> _EXERCISE TASK_: In the records below, find the line holding "Enumerate this screenshot's"; copy it and every line after it to the end, omitting all images.

━━━━━━━━━━

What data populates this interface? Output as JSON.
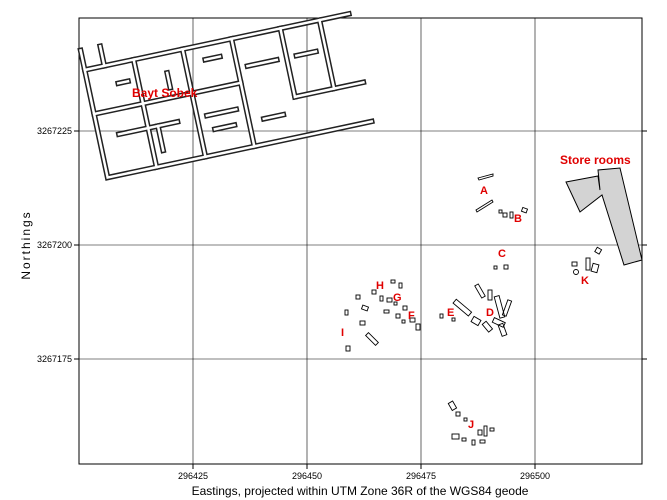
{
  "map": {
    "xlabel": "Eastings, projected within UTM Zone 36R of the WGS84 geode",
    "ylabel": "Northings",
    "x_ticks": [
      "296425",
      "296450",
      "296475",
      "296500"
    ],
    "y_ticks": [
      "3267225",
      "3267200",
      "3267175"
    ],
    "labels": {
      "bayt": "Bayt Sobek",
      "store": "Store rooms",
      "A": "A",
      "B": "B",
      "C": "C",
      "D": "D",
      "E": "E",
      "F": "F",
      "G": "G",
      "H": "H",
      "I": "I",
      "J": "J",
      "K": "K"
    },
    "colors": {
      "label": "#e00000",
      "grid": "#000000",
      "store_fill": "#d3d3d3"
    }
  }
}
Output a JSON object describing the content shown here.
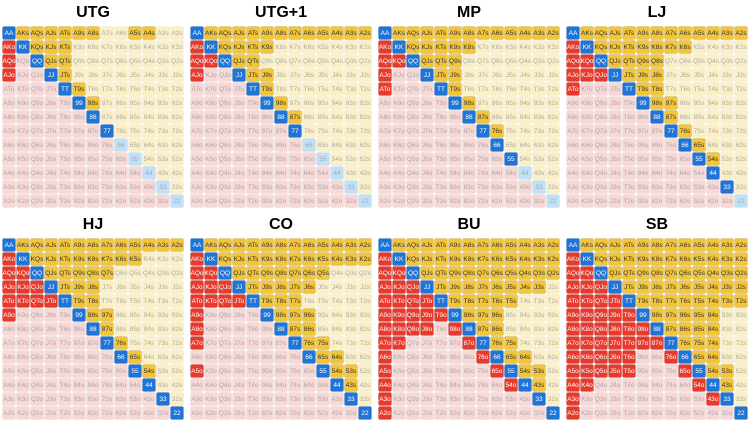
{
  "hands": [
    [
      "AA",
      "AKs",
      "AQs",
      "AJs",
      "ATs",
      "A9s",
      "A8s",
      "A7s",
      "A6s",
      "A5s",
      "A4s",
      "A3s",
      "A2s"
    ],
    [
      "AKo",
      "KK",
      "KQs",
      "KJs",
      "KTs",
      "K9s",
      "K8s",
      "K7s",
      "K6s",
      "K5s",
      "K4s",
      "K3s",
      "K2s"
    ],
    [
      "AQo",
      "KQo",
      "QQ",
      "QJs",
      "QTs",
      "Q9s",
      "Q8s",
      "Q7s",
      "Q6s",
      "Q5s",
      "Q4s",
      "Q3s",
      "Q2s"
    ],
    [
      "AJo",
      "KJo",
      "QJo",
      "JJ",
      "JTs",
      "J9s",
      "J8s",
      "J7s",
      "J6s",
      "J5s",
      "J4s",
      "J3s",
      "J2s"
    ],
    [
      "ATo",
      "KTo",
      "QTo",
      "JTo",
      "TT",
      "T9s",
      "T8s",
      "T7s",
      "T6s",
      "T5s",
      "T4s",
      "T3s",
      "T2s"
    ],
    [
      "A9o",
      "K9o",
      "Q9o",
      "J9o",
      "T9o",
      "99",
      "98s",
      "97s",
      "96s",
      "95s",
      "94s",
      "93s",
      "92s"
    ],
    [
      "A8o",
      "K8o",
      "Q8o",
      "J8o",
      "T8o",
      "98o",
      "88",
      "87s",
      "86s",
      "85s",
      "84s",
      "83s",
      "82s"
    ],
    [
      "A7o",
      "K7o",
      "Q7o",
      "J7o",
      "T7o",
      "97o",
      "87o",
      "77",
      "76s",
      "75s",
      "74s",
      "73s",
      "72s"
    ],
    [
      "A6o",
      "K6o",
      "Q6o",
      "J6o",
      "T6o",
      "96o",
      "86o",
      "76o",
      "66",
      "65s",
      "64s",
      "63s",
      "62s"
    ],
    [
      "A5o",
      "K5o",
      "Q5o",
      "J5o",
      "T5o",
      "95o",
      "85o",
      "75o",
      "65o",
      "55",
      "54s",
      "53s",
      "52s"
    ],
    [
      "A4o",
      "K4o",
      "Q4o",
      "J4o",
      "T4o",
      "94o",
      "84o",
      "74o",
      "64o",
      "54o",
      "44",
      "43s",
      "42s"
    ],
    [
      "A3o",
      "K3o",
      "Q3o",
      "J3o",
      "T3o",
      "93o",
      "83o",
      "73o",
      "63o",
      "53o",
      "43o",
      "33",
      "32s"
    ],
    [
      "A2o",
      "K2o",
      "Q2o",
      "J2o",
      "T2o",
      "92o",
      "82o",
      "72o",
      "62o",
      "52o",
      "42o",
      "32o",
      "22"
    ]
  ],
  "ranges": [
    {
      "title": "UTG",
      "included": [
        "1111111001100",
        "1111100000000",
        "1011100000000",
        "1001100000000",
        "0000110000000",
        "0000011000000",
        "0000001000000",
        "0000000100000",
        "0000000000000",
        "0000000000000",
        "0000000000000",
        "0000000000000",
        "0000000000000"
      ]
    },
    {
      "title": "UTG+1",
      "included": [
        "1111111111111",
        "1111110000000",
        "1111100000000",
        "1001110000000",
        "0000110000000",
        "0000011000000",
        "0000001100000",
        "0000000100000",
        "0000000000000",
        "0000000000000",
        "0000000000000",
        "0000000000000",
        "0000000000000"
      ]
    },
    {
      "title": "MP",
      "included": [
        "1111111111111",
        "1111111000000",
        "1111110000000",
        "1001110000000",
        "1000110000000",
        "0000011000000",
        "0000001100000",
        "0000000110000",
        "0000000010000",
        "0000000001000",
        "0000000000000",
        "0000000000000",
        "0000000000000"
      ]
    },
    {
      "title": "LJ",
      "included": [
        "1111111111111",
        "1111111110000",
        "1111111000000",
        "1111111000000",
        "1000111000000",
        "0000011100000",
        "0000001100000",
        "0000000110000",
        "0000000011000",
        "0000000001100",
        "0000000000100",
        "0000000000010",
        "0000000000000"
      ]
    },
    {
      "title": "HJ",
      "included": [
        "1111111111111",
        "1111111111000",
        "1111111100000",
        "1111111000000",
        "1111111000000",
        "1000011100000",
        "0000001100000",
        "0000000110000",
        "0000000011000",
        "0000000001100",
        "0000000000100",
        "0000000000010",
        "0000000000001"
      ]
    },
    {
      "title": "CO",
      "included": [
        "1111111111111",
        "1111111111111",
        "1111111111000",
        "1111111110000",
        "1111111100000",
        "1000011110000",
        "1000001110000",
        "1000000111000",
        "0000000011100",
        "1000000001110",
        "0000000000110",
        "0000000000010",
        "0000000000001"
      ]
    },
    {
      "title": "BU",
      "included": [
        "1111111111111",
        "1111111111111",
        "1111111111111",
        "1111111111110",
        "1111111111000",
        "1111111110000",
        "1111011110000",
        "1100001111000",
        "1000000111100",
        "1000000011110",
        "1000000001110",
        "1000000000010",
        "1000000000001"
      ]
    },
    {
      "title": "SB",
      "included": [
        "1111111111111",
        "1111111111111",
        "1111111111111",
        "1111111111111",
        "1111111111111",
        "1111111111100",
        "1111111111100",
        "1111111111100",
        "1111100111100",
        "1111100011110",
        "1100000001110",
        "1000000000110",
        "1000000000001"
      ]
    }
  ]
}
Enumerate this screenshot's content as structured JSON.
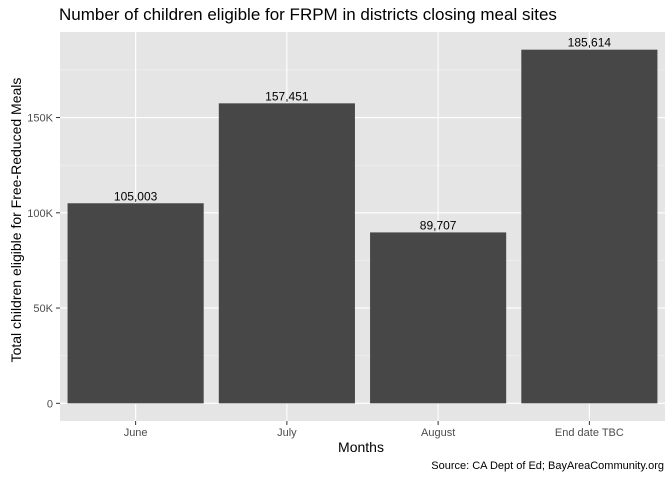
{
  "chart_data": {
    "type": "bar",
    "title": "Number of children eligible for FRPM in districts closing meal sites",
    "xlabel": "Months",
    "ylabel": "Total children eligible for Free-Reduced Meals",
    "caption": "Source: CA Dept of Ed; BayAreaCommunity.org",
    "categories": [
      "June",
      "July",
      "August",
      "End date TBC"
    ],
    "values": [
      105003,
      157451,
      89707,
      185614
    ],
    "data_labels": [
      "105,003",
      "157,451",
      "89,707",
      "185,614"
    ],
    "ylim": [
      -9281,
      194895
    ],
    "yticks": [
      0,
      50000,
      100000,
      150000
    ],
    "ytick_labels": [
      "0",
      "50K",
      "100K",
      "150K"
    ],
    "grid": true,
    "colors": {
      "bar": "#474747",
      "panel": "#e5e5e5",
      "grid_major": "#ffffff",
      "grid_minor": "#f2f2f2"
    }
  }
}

━━━━━━━━━━

> _WRITTEN ANSWER_:
Enumerate this screenshot's content as structured JSON.
{
  "chart_data": {
    "type": "bar",
    "title": "Number of children eligible for FRPM in districts closing meal sites",
    "xlabel": "Months",
    "ylabel": "Total children eligible for Free-Reduced Meals",
    "caption": "Source: CA Dept of Ed; BayAreaCommunity.org",
    "categories": [
      "June",
      "July",
      "August",
      "End date TBC"
    ],
    "values": [
      105003,
      157451,
      89707,
      185614
    ],
    "data_labels": [
      "105,003",
      "157,451",
      "89,707",
      "185,614"
    ],
    "ylim": [
      -9281,
      194895
    ],
    "yticks": [
      0,
      50000,
      100000,
      150000
    ],
    "ytick_labels": [
      "0",
      "50K",
      "100K",
      "150K"
    ],
    "grid": true,
    "colors": {
      "bar": "#474747",
      "panel": "#e5e5e5",
      "grid_major": "#ffffff",
      "grid_minor": "#f2f2f2"
    }
  }
}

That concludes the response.